## Tareas:
A. Reescribe en forma de lista, más breve, el párrafo del fragmento sobre Platón que empieza «Platón cuenta que un prisionero». Conserva sus datos principales.
B. Según el fragmento sobre Platón, ¿por qué tienen que gobernar los filósofos en el Estado Justo? Responde en una a tres oraciones.

## Fragmento de texto:

——

Platón cuenta que un prisionero es liberado y es forzado a volver la cabeza y que, tras superar el primer momento de ceguera producido por la luz del fuego, puede mirar directamente las estatuas y que luego es obligado a seguir ascendiendo hasta salir de la cueva y ver las cosas mismas (modelo de las propias estatuas), comprendiendo así todo el mecanismo de la formación de estatuas, sombras y ecos. Ese personaje liberado, que ha llegado a conocer la tramoya oculta del mundo, es el filósofo, que tiene que volver a la caverna para gobernar y hacer que los demás hombres salgan de su ignorancia y participen también de la verdad. En el famoso mito del Fedro, Platón compara el alma del hombre con un carro tirado por dos caballos -uno dócil, que simboliza el coraje o la pasión; y otro indócil, que simboliza los apetitos- y guiado por un auriga -que simboliza la razón- y asigna a cada parte del alma una virtud -valentía, moderación y sabiduría respectivamente- definiendo la justicia como la armónía del conjunto, es decir, como la virtud que consiste en que cada parte hace lo que tiene que hacer, de modo que un hombre sabio, valiente y moderado es un hombre justo. Este mismo esquema tripartito se repite en la noción de Estado Justo. No todas las “partes” del Estado tienen que tener todas las virtudes. Cada ser humano (hombre o mujer indistintamente) tiene una naturaleza que determina su posible lugar en el Estado. La polis en su conjunto participa de la sabiduría si el elemento dirigente posee esa virtud, por eso tienen que gobernar los filósofos. Del mismo modo, los defensores tienen que ser valientes, para que la polis en su conjunto lo sea. Y la producción y el consumo de bienes tienen que estar presididas por la moderación. Una polis es justa cuando es sabia, valiente y moderada en este sentido y la injusticia se produce cuando alguna de las tres partes no tiene la virtud que debe tener o cuando alguien quiere ocupar un lugar que no le corresponde por su naturaleza.

——

## Registros de datos:

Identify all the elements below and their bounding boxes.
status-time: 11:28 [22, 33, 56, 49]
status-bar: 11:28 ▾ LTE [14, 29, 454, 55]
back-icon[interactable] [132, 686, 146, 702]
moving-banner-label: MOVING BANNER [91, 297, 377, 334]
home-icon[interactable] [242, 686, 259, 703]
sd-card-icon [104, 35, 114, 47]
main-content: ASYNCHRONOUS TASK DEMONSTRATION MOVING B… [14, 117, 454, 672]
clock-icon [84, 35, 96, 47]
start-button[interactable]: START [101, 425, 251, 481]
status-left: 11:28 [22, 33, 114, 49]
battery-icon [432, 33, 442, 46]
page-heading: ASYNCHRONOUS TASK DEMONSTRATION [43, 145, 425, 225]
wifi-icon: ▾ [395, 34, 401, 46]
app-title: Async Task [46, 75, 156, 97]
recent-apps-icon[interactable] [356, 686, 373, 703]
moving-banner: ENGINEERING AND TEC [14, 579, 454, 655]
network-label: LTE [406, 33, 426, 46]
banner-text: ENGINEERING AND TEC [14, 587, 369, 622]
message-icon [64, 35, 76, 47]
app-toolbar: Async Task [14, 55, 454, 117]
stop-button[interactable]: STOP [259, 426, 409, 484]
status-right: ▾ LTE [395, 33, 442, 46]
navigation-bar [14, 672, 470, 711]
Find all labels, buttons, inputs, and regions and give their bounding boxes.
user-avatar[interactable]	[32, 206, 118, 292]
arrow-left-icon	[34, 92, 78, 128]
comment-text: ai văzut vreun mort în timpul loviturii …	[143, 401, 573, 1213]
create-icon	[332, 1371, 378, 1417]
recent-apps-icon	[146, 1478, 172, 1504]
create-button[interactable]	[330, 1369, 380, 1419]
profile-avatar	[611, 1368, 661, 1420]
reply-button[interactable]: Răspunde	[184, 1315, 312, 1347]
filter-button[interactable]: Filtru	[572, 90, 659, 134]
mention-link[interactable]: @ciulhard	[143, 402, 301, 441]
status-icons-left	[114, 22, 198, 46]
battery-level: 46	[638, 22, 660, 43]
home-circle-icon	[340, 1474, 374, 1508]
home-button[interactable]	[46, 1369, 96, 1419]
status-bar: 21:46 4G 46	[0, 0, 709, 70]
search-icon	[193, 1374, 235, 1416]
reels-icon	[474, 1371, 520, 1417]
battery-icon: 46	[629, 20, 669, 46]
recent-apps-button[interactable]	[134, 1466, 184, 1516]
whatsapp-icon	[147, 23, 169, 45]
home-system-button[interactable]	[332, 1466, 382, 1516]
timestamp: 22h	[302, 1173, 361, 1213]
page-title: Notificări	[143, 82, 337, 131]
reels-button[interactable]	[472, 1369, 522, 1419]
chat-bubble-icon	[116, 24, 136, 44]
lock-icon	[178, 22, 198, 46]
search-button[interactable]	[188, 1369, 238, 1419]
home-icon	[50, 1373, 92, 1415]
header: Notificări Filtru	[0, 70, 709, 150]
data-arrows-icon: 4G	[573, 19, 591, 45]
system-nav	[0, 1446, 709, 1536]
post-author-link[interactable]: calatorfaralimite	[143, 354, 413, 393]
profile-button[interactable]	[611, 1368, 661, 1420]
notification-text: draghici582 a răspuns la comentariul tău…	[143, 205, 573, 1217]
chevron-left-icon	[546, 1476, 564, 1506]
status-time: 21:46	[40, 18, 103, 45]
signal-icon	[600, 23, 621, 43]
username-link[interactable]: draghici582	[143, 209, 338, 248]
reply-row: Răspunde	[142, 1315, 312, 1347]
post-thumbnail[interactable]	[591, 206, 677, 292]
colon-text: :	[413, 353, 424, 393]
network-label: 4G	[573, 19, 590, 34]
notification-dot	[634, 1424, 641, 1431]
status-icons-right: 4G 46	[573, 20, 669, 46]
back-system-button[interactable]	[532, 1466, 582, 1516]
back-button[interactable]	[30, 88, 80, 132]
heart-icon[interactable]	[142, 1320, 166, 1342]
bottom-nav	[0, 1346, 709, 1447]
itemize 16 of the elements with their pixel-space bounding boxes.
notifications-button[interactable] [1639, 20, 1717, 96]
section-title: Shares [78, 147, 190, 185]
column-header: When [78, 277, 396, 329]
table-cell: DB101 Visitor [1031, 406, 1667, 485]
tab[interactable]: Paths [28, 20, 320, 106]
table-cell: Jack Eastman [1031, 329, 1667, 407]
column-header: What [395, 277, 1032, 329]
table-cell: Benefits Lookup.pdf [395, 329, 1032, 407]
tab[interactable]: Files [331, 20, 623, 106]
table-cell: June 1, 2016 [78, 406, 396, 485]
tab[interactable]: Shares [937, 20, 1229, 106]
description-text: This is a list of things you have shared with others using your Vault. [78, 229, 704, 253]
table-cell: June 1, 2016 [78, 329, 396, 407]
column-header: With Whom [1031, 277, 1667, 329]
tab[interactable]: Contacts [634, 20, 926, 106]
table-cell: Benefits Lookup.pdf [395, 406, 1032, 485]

——

## Soluciones:
A.
- Un prisionero es liberado y forzado a volver la cabeza. Tras la ceguera inicial causada por la luz del fuego, puede mirar las estatuas.
- Obligado a seguir ascendiendo, sale de la cueva y ve las cosas mismas, que son el modelo de las estatuas. Así comprende cómo se forman estatuas, sombras y ecos.
- Ese liberado es el filósofo, que debe volver a la caverna para gobernar y sacar a los demás de la ignorancia.
- En el mito del Fedro, el alma es un carro con tres partes, cada una con su virtud:
  - el caballo dócil (coraje o pasión) tiene la valentía;
  - el caballo indócil (apetitos) tiene la moderación;
  - el auriga (razón) tiene la sabiduría.
- La justicia es la armonía del conjunto: cada parte hace lo que tiene que hacer. Por eso el hombre sabio, valiente y moderado es justo.
- El mismo esquema tripartito se aplica al Estado Justo. No todas las partes tienen todas las virtudes, y la naturaleza de cada ser humano, hombre o mujer, determina su lugar.
- Los filósofos gobiernan, para que la polis sea sabia. Los defensores deben ser valientes. La producción y el consumo se rigen por la moderación.
- La polis es justa cuando es sabia, valiente y moderada. Hay injusticia si una parte no tiene su virtud o si alguien ocupa un lugar que no le corresponde por naturaleza.

B. Porque la polis en su conjunto participa de la sabiduría solo si su elemento dirigente posee esa virtud. Por eso el gobierno debe estar en manos de los filósofos.